◆ DIRECTIVE
Show all lines holding "true".
::::
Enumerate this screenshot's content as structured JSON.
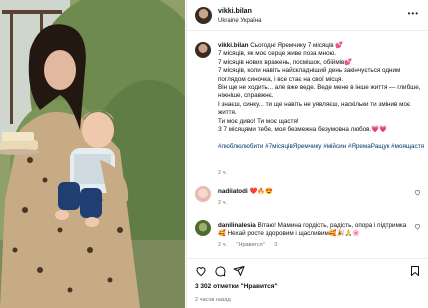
{
  "post": {
    "username": "vikki.bilan",
    "location": "Ukraine Україна"
  },
  "caption": {
    "username": "vikki.bilan",
    "line1": "Сьогодні Яремчику 7 місяців 💕",
    "line2": "7 місяців, як моє серце живе поза мною.",
    "line3": "7 місяців нових вражень, посмішок, обіймів💕",
    "line4": "7 місяців, коли навіть найскладніший день закінчується одним поглядом синочка, і все стає на свої місця.",
    "line5": "Він ще не ходить... але вже веде. Веде мене в інше життя — глибше, ніжніше, справжнє.",
    "line6": "І знаєш, синку... ти ще навіть не уявляєш, наскільки ти змінив моє життя.",
    "line7": "Ти моє диво! Ти моє щастя!",
    "line8": "З 7 місяцями тебе, моя безмежна безумовна любов.💗💗",
    "hashtags": "#люблюлюбити #7місяцівЯремчику #мійсин #ЯремаРащук #моящастя",
    "time": "2 ч."
  },
  "comments": [
    {
      "username": "nadiiatodi",
      "text": "❤️🔥😍",
      "time": "2 ч."
    },
    {
      "username": "danilinalesia",
      "text": "Вітаю! Мамина гордість, радість, опора і підтримка🥰 Нехай росте здоровим і щасливим🥰🎉🙏🌸",
      "time": "2 ч.",
      "reply_label": "\"Нравится\"",
      "reply_count": "3"
    }
  ],
  "footer": {
    "likes": "3 302 отметки \"Нравится\"",
    "time_ago": "2 часов назад"
  },
  "icons": {
    "more": "more-horizontal-icon",
    "heart": "heart-icon",
    "comment": "comment-icon",
    "share": "share-icon",
    "save": "bookmark-icon"
  },
  "colors": {
    "hashtag": "#00376b",
    "muted": "#737373",
    "heart": "#e0245e"
  }
}
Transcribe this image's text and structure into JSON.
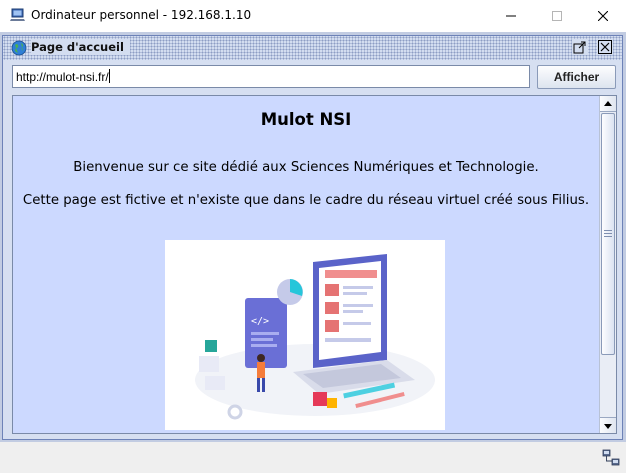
{
  "window": {
    "title": "Ordinateur personnel - 192.168.1.10",
    "icons": {
      "app": "computer-icon",
      "minimize": "minimize-icon",
      "maximize": "maximize-icon",
      "close": "close-icon"
    }
  },
  "browser": {
    "frame_title": "Page d'accueil",
    "title_icon": "globe-icon",
    "url": "http://mulot-nsi.fr/",
    "go_button_label": "Afficher",
    "frame_buttons": [
      "detach-icon",
      "close-icon"
    ]
  },
  "page": {
    "heading": "Mulot NSI",
    "welcome": "Bienvenue sur ce site dédié aux Sciences Numériques et Technologie.",
    "notice": "Cette page est fictive et n'existe que dans le cadre du réseau virtuel créé sous Filius.",
    "illustration": "developer-laptop-illustration"
  },
  "colors": {
    "page_background": "#ccd9ff",
    "frame_background": "#c2cce2",
    "frame_border": "#6d82b7",
    "title_pattern": "#8d9dc4"
  },
  "statusbar": {
    "icon": "network-icon"
  }
}
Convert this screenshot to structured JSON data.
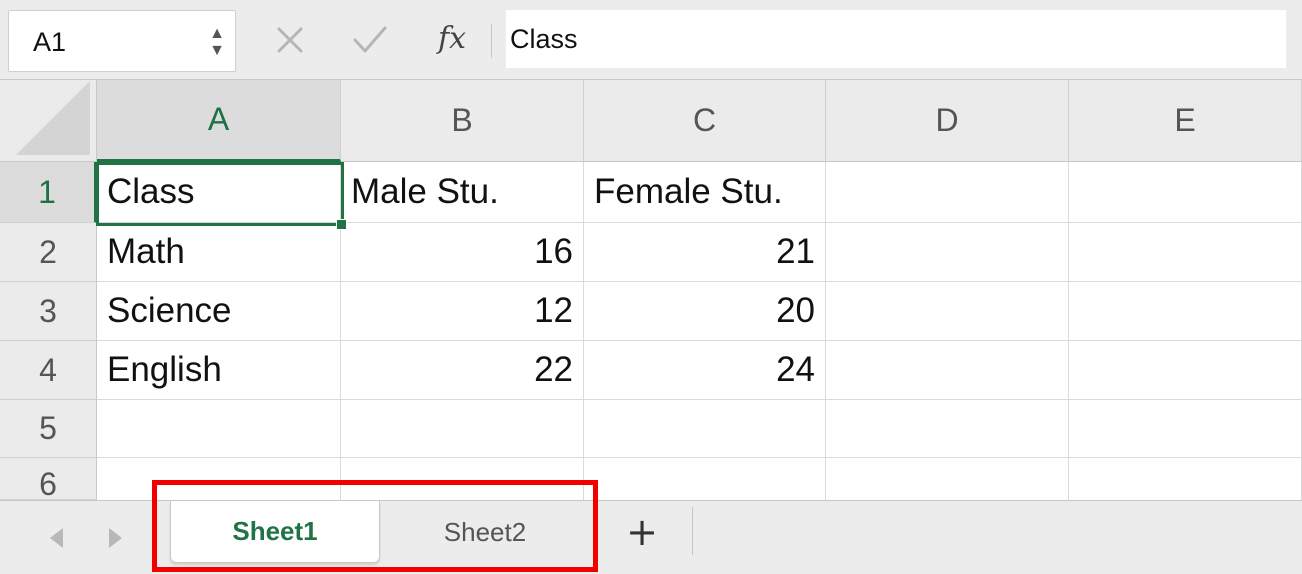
{
  "formula_bar": {
    "name_box": "A1",
    "stepper_up": "▲",
    "stepper_down": "▼",
    "fx_label": "fx",
    "content": "Class"
  },
  "columns": [
    "A",
    "B",
    "C",
    "D",
    "E"
  ],
  "rows": [
    "1",
    "2",
    "3",
    "4",
    "5",
    "6"
  ],
  "cells": {
    "A1": "Class",
    "B1": "Male Stu.",
    "C1": "Female Stu.",
    "A2": "Math",
    "B2": "16",
    "C2": "21",
    "A3": "Science",
    "B3": "12",
    "C3": "20",
    "A4": "English",
    "B4": "22",
    "C4": "24"
  },
  "selected_cell": "A1",
  "sheet_tabs": [
    "Sheet1",
    "Sheet2"
  ],
  "active_sheet": "Sheet1",
  "add_sheet_label": "+",
  "colors": {
    "accent_green": "#217346",
    "highlight_red": "#f20000"
  },
  "icons": [
    "cancel-icon",
    "confirm-icon",
    "fx-icon",
    "nav-prev-icon",
    "nav-next-icon",
    "add-sheet-icon"
  ]
}
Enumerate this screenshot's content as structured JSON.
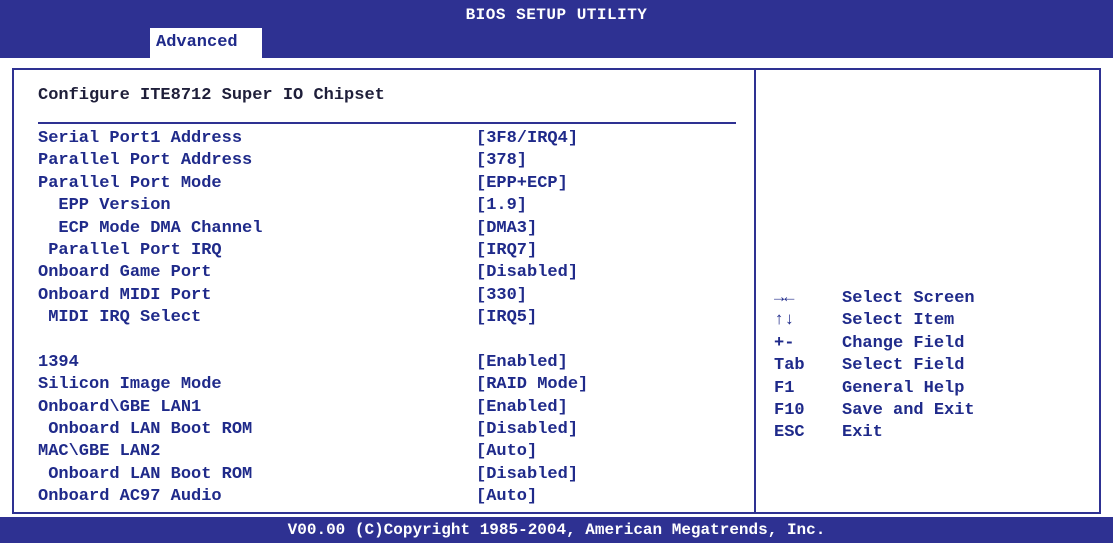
{
  "header": {
    "title": "BIOS SETUP UTILITY",
    "active_tab": "Advanced"
  },
  "panel": {
    "section_title": "Configure ITE8712 Super IO Chipset",
    "rows": [
      {
        "label": "Serial Port1 Address",
        "value": "[3F8/IRQ4]"
      },
      {
        "label": "Parallel Port Address",
        "value": "[378]"
      },
      {
        "label": "Parallel Port Mode",
        "value": "[EPP+ECP]"
      },
      {
        "label": "  EPP Version",
        "value": "[1.9]"
      },
      {
        "label": "  ECP Mode DMA Channel",
        "value": "[DMA3]"
      },
      {
        "label": " Parallel Port IRQ",
        "value": "[IRQ7]"
      },
      {
        "label": "Onboard Game Port",
        "value": "[Disabled]"
      },
      {
        "label": "Onboard MIDI Port",
        "value": "[330]"
      },
      {
        "label": " MIDI IRQ Select",
        "value": "[IRQ5]"
      },
      {
        "label": "",
        "value": ""
      },
      {
        "label": "1394",
        "value": "[Enabled]"
      },
      {
        "label": "Silicon Image Mode",
        "value": "[RAID Mode]"
      },
      {
        "label": "Onboard\\GBE LAN1",
        "value": "[Enabled]"
      },
      {
        "label": " Onboard LAN Boot ROM",
        "value": "[Disabled]"
      },
      {
        "label": "MAC\\GBE LAN2",
        "value": "[Auto]"
      },
      {
        "label": " Onboard LAN Boot ROM",
        "value": "[Disabled]"
      },
      {
        "label": "Onboard AC97 Audio",
        "value": "[Auto]"
      }
    ]
  },
  "help": [
    {
      "key": "→←",
      "desc": "Select Screen"
    },
    {
      "key": "↑↓",
      "desc": "Select Item"
    },
    {
      "key": "+-",
      "desc": "Change Field"
    },
    {
      "key": "Tab",
      "desc": "Select Field"
    },
    {
      "key": "F1",
      "desc": "General Help"
    },
    {
      "key": "F10",
      "desc": "Save and Exit"
    },
    {
      "key": "ESC",
      "desc": "Exit"
    }
  ],
  "footer": {
    "copyright": "V00.00 (C)Copyright 1985-2004, American Megatrends, Inc."
  },
  "colors": {
    "bar": "#2e3192",
    "text": "#1f2a8a",
    "background": "#ffffff"
  }
}
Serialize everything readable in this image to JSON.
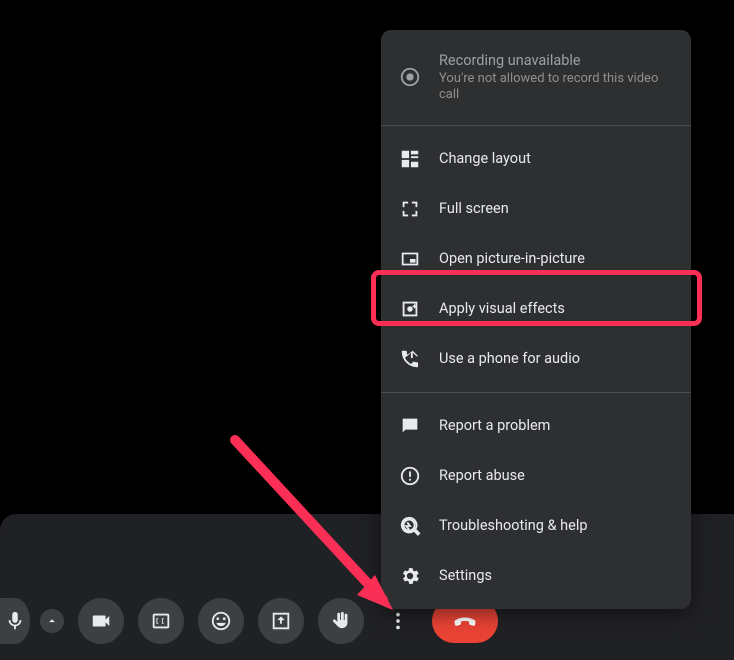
{
  "menu": {
    "recording_title": "Recording unavailable",
    "recording_sub": "You're not allowed to record this video call",
    "change_layout": "Change layout",
    "full_screen": "Full screen",
    "pip": "Open picture-in-picture",
    "visual_effects": "Apply visual effects",
    "phone_audio": "Use a phone for audio",
    "report_problem": "Report a problem",
    "report_abuse": "Report abuse",
    "troubleshoot": "Troubleshooting & help",
    "settings": "Settings"
  }
}
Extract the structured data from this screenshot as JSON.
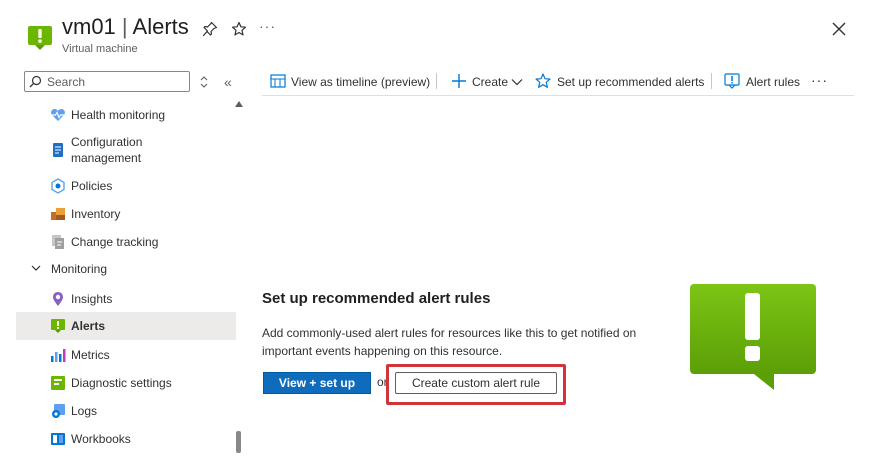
{
  "header": {
    "resource_name": "vm01",
    "separator": "|",
    "page_name": "Alerts",
    "subtitle": "Virtual machine",
    "more": "···"
  },
  "sidebar": {
    "search_placeholder": "Search",
    "collapse": "«",
    "items_before": [
      {
        "label": "Health monitoring",
        "icon": "heart-pulse-icon"
      },
      {
        "label": "Configuration\nmanagement",
        "icon": "document-icon"
      },
      {
        "label": "Policies",
        "icon": "policy-gear-icon"
      },
      {
        "label": "Inventory",
        "icon": "inventory-box-icon"
      },
      {
        "label": "Change tracking",
        "icon": "change-tracking-icon"
      }
    ],
    "group": {
      "label": "Monitoring",
      "expanded": true
    },
    "monitoring_items": [
      {
        "label": "Insights",
        "icon": "lightbulb-pin-icon",
        "active": false
      },
      {
        "label": "Alerts",
        "icon": "alert-icon",
        "active": true
      },
      {
        "label": "Metrics",
        "icon": "metrics-bar-icon",
        "active": false
      },
      {
        "label": "Diagnostic settings",
        "icon": "diagnostic-settings-icon",
        "active": false
      },
      {
        "label": "Logs",
        "icon": "logs-icon",
        "active": false
      },
      {
        "label": "Workbooks",
        "icon": "workbook-icon",
        "active": false
      }
    ]
  },
  "toolbar": {
    "timeline": "View as timeline (preview)",
    "create": "Create",
    "recommended": "Set up recommended alerts",
    "alert_rules": "Alert rules",
    "more": "···"
  },
  "empty_state": {
    "title": "Set up recommended alert rules",
    "description": "Add commonly-used alert rules for resources like this to get notified on important events happening on this resource.",
    "primary_button": "View + set up",
    "or": "or",
    "secondary_button": "Create custom alert rule"
  },
  "colors": {
    "accent": "#0f6cbd",
    "alert_green": "#6bb700",
    "highlight_red": "#d13438",
    "active_bg": "#edebe9"
  }
}
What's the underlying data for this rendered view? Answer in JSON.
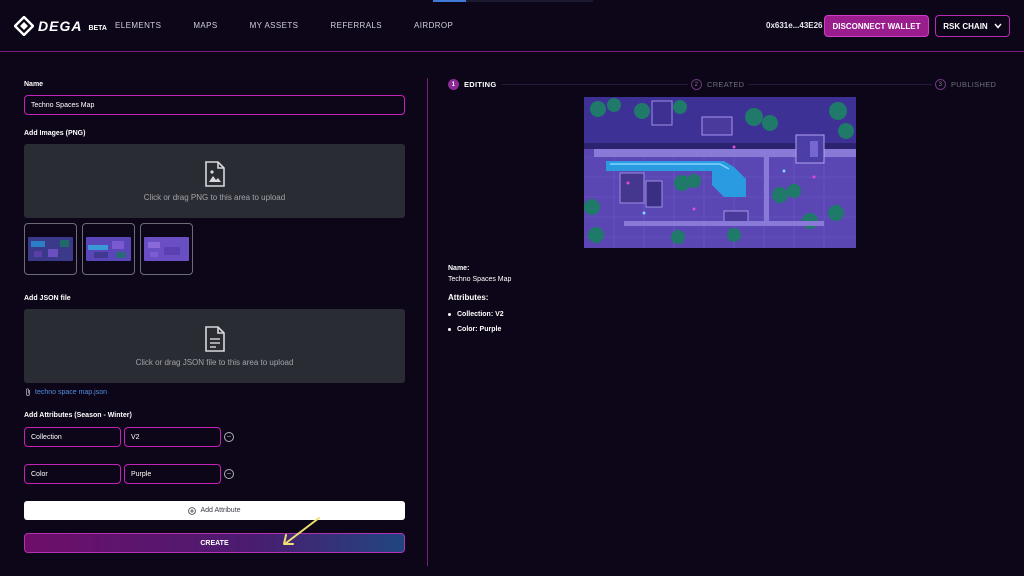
{
  "brand": {
    "logo_text": "DEGA",
    "badge": "BETA"
  },
  "nav": {
    "items": [
      {
        "label": "ELEMENTS"
      },
      {
        "label": "MAPS"
      },
      {
        "label": "MY ASSETS"
      },
      {
        "label": "REFERRALS"
      },
      {
        "label": "AIRDROP"
      }
    ]
  },
  "wallet": {
    "address": "0x631e...43E26",
    "disconnect_label": "DISCONNECT WALLET",
    "chain_label": "RSK CHAIN"
  },
  "form": {
    "name_label": "Name",
    "name_value": "Techno Spaces Map",
    "images_label": "Add Images (PNG)",
    "images_dropzone_text": "Click or drag PNG to this area to upload",
    "json_label": "Add JSON file",
    "json_dropzone_text": "Click or drag JSON file to this area to upload",
    "json_file_name": "techno space map.json",
    "attributes_label": "Add Attributes (Season - Winter)",
    "attributes": [
      {
        "key": "Collection",
        "value": "V2"
      },
      {
        "key": "Color",
        "value": "Purple"
      }
    ],
    "add_attribute_label": "Add Attribute",
    "create_label": "CREATE"
  },
  "steps": [
    {
      "num": "1",
      "label": "EDITING",
      "active": true
    },
    {
      "num": "2",
      "label": "CREATED",
      "active": false
    },
    {
      "num": "3",
      "label": "PUBLISHED",
      "active": false
    }
  ],
  "preview": {
    "name_heading": "Name:",
    "name_value": "Techno Spaces Map",
    "attributes_heading": "Attributes:",
    "attributes": [
      {
        "text": "Collection: V2"
      },
      {
        "text": "Color: Purple"
      }
    ]
  },
  "colors": {
    "background": "#0d0618",
    "accent_magenta": "#c321b8",
    "dropzone": "#2a2c33",
    "link_blue": "#4f8fe0",
    "annotation_arrow": "#f0e070"
  }
}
::::
◆ TASK OUTPUT
      "expanded": true
        "active": true
      "active": true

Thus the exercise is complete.